— OBJECTIVE —
Reproduce all entries word for word.

— ENTRIES —
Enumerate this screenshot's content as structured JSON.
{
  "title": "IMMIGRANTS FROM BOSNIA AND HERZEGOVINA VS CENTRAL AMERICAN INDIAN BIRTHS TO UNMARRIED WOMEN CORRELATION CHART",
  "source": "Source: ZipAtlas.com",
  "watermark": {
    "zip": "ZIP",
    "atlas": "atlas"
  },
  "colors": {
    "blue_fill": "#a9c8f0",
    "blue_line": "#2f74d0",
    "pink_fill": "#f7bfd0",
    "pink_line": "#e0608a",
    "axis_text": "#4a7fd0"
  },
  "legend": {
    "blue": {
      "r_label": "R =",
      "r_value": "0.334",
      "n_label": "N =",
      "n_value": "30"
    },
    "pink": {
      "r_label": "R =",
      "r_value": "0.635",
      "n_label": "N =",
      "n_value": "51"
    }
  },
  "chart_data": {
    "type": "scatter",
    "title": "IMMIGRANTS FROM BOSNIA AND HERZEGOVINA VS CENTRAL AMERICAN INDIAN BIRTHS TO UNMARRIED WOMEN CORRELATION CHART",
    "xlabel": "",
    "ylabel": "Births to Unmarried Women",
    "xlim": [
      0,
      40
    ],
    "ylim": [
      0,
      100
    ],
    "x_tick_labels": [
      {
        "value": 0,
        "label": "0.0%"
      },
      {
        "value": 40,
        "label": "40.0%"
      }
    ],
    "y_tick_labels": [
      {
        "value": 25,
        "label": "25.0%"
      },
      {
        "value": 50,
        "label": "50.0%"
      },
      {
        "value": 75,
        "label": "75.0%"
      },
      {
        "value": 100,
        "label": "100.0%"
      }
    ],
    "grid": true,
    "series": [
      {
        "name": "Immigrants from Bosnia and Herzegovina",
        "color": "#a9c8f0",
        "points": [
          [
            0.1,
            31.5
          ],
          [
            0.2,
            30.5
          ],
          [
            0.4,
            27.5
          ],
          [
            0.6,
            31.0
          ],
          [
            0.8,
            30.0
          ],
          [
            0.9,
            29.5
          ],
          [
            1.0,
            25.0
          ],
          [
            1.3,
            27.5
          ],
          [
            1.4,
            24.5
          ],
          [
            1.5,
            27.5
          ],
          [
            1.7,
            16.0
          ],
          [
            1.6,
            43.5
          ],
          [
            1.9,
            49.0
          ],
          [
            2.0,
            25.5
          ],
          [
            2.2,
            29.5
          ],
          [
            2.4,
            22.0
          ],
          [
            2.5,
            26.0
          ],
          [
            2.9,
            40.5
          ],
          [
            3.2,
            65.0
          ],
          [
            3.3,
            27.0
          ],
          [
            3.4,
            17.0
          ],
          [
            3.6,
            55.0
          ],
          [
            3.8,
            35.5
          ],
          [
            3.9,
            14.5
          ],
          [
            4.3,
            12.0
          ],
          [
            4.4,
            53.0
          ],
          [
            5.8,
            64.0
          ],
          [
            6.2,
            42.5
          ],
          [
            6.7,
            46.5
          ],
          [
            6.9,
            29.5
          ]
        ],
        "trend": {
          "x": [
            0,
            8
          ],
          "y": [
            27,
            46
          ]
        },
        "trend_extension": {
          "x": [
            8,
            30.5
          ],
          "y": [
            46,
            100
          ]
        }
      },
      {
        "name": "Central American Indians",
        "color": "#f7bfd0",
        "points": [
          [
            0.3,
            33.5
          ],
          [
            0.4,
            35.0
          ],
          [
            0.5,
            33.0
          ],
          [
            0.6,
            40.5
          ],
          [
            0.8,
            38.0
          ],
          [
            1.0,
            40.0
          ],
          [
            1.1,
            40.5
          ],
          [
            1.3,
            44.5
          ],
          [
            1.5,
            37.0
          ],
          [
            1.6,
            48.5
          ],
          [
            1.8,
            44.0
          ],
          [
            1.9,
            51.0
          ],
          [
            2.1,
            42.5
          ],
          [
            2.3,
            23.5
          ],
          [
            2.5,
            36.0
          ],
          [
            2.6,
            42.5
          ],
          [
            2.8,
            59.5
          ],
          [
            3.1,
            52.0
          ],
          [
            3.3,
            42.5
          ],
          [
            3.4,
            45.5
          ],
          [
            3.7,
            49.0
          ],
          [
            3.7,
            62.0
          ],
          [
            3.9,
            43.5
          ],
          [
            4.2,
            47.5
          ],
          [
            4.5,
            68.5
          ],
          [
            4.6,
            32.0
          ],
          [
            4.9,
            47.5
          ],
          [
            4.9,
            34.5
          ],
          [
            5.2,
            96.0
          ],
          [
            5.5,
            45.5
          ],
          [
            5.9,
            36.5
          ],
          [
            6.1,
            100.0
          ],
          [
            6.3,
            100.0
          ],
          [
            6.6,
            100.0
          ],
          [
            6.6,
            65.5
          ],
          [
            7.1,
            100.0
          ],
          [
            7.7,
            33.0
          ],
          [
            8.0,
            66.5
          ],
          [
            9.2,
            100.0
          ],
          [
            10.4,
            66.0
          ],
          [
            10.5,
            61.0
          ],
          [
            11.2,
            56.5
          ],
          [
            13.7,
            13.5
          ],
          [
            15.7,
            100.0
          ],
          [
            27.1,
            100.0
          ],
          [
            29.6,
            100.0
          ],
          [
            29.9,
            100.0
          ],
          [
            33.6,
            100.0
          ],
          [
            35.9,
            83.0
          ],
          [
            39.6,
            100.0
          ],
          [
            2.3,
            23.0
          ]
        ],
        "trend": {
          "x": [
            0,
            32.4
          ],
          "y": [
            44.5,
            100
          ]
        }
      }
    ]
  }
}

— REPLY TO THE EXERCISE —
Enumerate this screenshot's content as structured JSON.
{
  "title": "IMMIGRANTS FROM BOSNIA AND HERZEGOVINA VS CENTRAL AMERICAN INDIAN BIRTHS TO UNMARRIED WOMEN CORRELATION CHART",
  "source": "Source: ZipAtlas.com",
  "watermark": {
    "zip": "ZIP",
    "atlas": "atlas"
  },
  "colors": {
    "blue_fill": "#a9c8f0",
    "blue_line": "#2f74d0",
    "pink_fill": "#f7bfd0",
    "pink_line": "#e0608a",
    "axis_text": "#4a7fd0"
  },
  "legend": {
    "blue": {
      "r_label": "R =",
      "r_value": "0.334",
      "n_label": "N =",
      "n_value": "30"
    },
    "pink": {
      "r_label": "R =",
      "r_value": "0.635",
      "n_label": "N =",
      "n_value": "51"
    }
  },
  "chart_data": {
    "type": "scatter",
    "title": "IMMIGRANTS FROM BOSNIA AND HERZEGOVINA VS CENTRAL AMERICAN INDIAN BIRTHS TO UNMARRIED WOMEN CORRELATION CHART",
    "xlabel": "",
    "ylabel": "Births to Unmarried Women",
    "xlim": [
      0,
      40
    ],
    "ylim": [
      0,
      100
    ],
    "x_tick_labels": [
      {
        "value": 0,
        "label": "0.0%"
      },
      {
        "value": 40,
        "label": "40.0%"
      }
    ],
    "y_tick_labels": [
      {
        "value": 25,
        "label": "25.0%"
      },
      {
        "value": 50,
        "label": "50.0%"
      },
      {
        "value": 75,
        "label": "75.0%"
      },
      {
        "value": 100,
        "label": "100.0%"
      }
    ],
    "grid": true,
    "series": [
      {
        "name": "Immigrants from Bosnia and Herzegovina",
        "color": "#a9c8f0",
        "points": [
          [
            0.1,
            31.5
          ],
          [
            0.2,
            30.5
          ],
          [
            0.4,
            27.5
          ],
          [
            0.6,
            31.0
          ],
          [
            0.8,
            30.0
          ],
          [
            0.9,
            29.5
          ],
          [
            1.0,
            25.0
          ],
          [
            1.3,
            27.5
          ],
          [
            1.4,
            24.5
          ],
          [
            1.5,
            27.5
          ],
          [
            1.7,
            16.0
          ],
          [
            1.6,
            43.5
          ],
          [
            1.9,
            49.0
          ],
          [
            2.0,
            25.5
          ],
          [
            2.2,
            29.5
          ],
          [
            2.4,
            22.0
          ],
          [
            2.5,
            26.0
          ],
          [
            2.9,
            40.5
          ],
          [
            3.2,
            65.0
          ],
          [
            3.3,
            27.0
          ],
          [
            3.4,
            17.0
          ],
          [
            3.6,
            55.0
          ],
          [
            3.8,
            35.5
          ],
          [
            3.9,
            14.5
          ],
          [
            4.3,
            12.0
          ],
          [
            4.4,
            53.0
          ],
          [
            5.8,
            64.0
          ],
          [
            6.2,
            42.5
          ],
          [
            6.7,
            46.5
          ],
          [
            6.9,
            29.5
          ]
        ],
        "trend": {
          "x": [
            0,
            8
          ],
          "y": [
            27,
            46
          ]
        },
        "trend_extension": {
          "x": [
            8,
            30.5
          ],
          "y": [
            46,
            100
          ]
        }
      },
      {
        "name": "Central American Indians",
        "color": "#f7bfd0",
        "points": [
          [
            0.3,
            33.5
          ],
          [
            0.4,
            35.0
          ],
          [
            0.5,
            33.0
          ],
          [
            0.6,
            40.5
          ],
          [
            0.8,
            38.0
          ],
          [
            1.0,
            40.0
          ],
          [
            1.1,
            40.5
          ],
          [
            1.3,
            44.5
          ],
          [
            1.5,
            37.0
          ],
          [
            1.6,
            48.5
          ],
          [
            1.8,
            44.0
          ],
          [
            1.9,
            51.0
          ],
          [
            2.1,
            42.5
          ],
          [
            2.3,
            23.5
          ],
          [
            2.5,
            36.0
          ],
          [
            2.6,
            42.5
          ],
          [
            2.8,
            59.5
          ],
          [
            3.1,
            52.0
          ],
          [
            3.3,
            42.5
          ],
          [
            3.4,
            45.5
          ],
          [
            3.7,
            49.0
          ],
          [
            3.7,
            62.0
          ],
          [
            3.9,
            43.5
          ],
          [
            4.2,
            47.5
          ],
          [
            4.5,
            68.5
          ],
          [
            4.6,
            32.0
          ],
          [
            4.9,
            47.5
          ],
          [
            4.9,
            34.5
          ],
          [
            5.2,
            96.0
          ],
          [
            5.5,
            45.5
          ],
          [
            5.9,
            36.5
          ],
          [
            6.1,
            100.0
          ],
          [
            6.3,
            100.0
          ],
          [
            6.6,
            100.0
          ],
          [
            6.6,
            65.5
          ],
          [
            7.1,
            100.0
          ],
          [
            7.7,
            33.0
          ],
          [
            8.0,
            66.5
          ],
          [
            9.2,
            100.0
          ],
          [
            10.4,
            66.0
          ],
          [
            10.5,
            61.0
          ],
          [
            11.2,
            56.5
          ],
          [
            13.7,
            13.5
          ],
          [
            15.7,
            100.0
          ],
          [
            27.1,
            100.0
          ],
          [
            29.6,
            100.0
          ],
          [
            29.9,
            100.0
          ],
          [
            33.6,
            100.0
          ],
          [
            35.9,
            83.0
          ],
          [
            39.6,
            100.0
          ],
          [
            2.3,
            23.0
          ]
        ],
        "trend": {
          "x": [
            0,
            32.4
          ],
          "y": [
            44.5,
            100
          ]
        }
      }
    ]
  }
}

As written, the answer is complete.